Beneath this task is a listing; retype all of it exactly.
--- start of Data lines ---
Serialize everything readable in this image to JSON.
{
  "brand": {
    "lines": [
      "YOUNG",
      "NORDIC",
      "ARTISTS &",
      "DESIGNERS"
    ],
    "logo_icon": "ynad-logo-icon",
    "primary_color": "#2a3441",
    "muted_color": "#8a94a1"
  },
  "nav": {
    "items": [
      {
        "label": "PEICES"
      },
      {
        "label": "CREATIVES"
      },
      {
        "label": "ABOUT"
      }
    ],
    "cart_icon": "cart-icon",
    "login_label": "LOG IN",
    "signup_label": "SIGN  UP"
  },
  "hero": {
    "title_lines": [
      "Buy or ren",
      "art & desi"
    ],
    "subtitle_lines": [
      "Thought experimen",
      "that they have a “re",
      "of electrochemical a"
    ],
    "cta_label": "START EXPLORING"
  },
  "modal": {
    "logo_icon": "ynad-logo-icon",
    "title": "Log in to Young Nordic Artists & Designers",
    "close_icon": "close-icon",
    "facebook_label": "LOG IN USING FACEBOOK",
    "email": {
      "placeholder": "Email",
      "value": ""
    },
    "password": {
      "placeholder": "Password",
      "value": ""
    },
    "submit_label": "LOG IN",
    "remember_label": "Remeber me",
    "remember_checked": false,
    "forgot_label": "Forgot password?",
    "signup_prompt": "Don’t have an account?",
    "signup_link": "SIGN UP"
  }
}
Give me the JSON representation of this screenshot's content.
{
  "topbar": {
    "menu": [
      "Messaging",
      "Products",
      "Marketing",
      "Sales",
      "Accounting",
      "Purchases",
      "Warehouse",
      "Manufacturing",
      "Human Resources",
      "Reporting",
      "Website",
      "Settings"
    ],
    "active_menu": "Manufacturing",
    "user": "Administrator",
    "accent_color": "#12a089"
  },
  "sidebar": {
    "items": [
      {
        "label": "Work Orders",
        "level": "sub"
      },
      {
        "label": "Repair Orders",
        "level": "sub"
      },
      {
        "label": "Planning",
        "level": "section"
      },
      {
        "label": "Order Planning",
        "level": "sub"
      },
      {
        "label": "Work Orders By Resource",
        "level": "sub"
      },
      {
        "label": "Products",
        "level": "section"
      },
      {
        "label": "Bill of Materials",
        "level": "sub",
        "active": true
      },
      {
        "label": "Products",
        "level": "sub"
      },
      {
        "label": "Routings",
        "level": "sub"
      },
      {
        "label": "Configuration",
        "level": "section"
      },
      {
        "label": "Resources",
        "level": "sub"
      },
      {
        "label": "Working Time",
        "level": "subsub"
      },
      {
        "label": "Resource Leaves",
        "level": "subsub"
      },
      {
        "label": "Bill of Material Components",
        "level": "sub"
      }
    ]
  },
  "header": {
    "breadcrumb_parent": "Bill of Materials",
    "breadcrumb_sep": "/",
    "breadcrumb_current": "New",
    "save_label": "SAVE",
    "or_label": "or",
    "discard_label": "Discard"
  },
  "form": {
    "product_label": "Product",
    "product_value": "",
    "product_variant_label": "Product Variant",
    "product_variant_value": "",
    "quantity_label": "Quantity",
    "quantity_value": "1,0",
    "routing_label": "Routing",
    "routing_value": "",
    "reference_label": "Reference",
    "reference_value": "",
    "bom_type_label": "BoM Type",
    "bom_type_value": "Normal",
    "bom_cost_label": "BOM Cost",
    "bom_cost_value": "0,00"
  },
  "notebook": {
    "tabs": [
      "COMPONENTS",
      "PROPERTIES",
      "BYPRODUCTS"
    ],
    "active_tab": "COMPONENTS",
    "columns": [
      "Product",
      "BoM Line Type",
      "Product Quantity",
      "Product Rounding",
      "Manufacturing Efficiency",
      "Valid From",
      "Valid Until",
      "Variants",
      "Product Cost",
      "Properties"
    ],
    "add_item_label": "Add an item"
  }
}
--- end of Data lines ---
Output for this exercise →
Serialize everything readable in this image to JSON.
{
  "brand": {
    "lines": [
      "YOUNG",
      "NORDIC",
      "ARTISTS &",
      "DESIGNERS"
    ],
    "logo_icon": "ynad-logo-icon",
    "primary_color": "#2a3441",
    "muted_color": "#8a94a1"
  },
  "nav": {
    "items": [
      {
        "label": "PEICES"
      },
      {
        "label": "CREATIVES"
      },
      {
        "label": "ABOUT"
      }
    ],
    "cart_icon": "cart-icon",
    "login_label": "LOG IN",
    "signup_label": "SIGN  UP"
  },
  "hero": {
    "title_lines": [
      "Buy or ren",
      "art & desi"
    ],
    "subtitle_lines": [
      "Thought experimen",
      "that they have a “re",
      "of electrochemical a"
    ],
    "cta_label": "START EXPLORING"
  },
  "modal": {
    "logo_icon": "ynad-logo-icon",
    "title": "Log in to Young Nordic Artists & Designers",
    "close_icon": "close-icon",
    "facebook_label": "LOG IN USING FACEBOOK",
    "email": {
      "placeholder": "Email",
      "value": ""
    },
    "password": {
      "placeholder": "Password",
      "value": ""
    },
    "submit_label": "LOG IN",
    "remember_label": "Remeber me",
    "remember_checked": false,
    "forgot_label": "Forgot password?",
    "signup_prompt": "Don’t have an account?",
    "signup_link": "SIGN UP"
  }
}
Give me the JSON representation of this screenshot's content.
{
  "topbar": {
    "menu": [
      "Messaging",
      "Products",
      "Marketing",
      "Sales",
      "Accounting",
      "Purchases",
      "Warehouse",
      "Manufacturing",
      "Human Resources",
      "Reporting",
      "Website",
      "Settings"
    ],
    "active_menu": "Manufacturing",
    "user": "Administrator",
    "accent_color": "#12a089"
  },
  "sidebar": {
    "items": [
      {
        "label": "Work Orders",
        "level": "sub"
      },
      {
        "label": "Repair Orders",
        "level": "sub"
      },
      {
        "label": "Planning",
        "level": "section"
      },
      {
        "label": "Order Planning",
        "level": "sub"
      },
      {
        "label": "Work Orders By Resource",
        "level": "sub"
      },
      {
        "label": "Products",
        "level": "section"
      },
      {
        "label": "Bill of Materials",
        "level": "sub",
        "active": true
      },
      {
        "label": "Products",
        "level": "sub"
      },
      {
        "label": "Routings",
        "level": "sub"
      },
      {
        "label": "Configuration",
        "level": "section"
      },
      {
        "label": "Resources",
        "level": "sub"
      },
      {
        "label": "Working Time",
        "level": "subsub"
      },
      {
        "label": "Resource Leaves",
        "level": "subsub"
      },
      {
        "label": "Bill of Material Components",
        "level": "sub"
      }
    ]
  },
  "header": {
    "breadcrumb_parent": "Bill of Materials",
    "breadcrumb_sep": "/",
    "breadcrumb_current": "New",
    "save_label": "SAVE",
    "or_label": "or",
    "discard_label": "Discard"
  },
  "form": {
    "product_label": "Product",
    "product_value": "",
    "product_variant_label": "Product Variant",
    "product_variant_value": "",
    "quantity_label": "Quantity",
    "quantity_value": "1,0",
    "routing_label": "Routing",
    "routing_value": "",
    "reference_label": "Reference",
    "reference_value": "",
    "bom_type_label": "BoM Type",
    "bom_type_value": "Normal",
    "bom_cost_label": "BOM Cost",
    "bom_cost_value": "0,00"
  },
  "notebook": {
    "tabs": [
      "COMPONENTS",
      "PROPERTIES",
      "BYPRODUCTS"
    ],
    "active_tab": "COMPONENTS",
    "columns": [
      "Product",
      "BoM Line Type",
      "Product Quantity",
      "Product Rounding",
      "Manufacturing Efficiency",
      "Valid From",
      "Valid Until",
      "Variants",
      "Product Cost",
      "Properties"
    ],
    "add_item_label": "Add an item"
  }
}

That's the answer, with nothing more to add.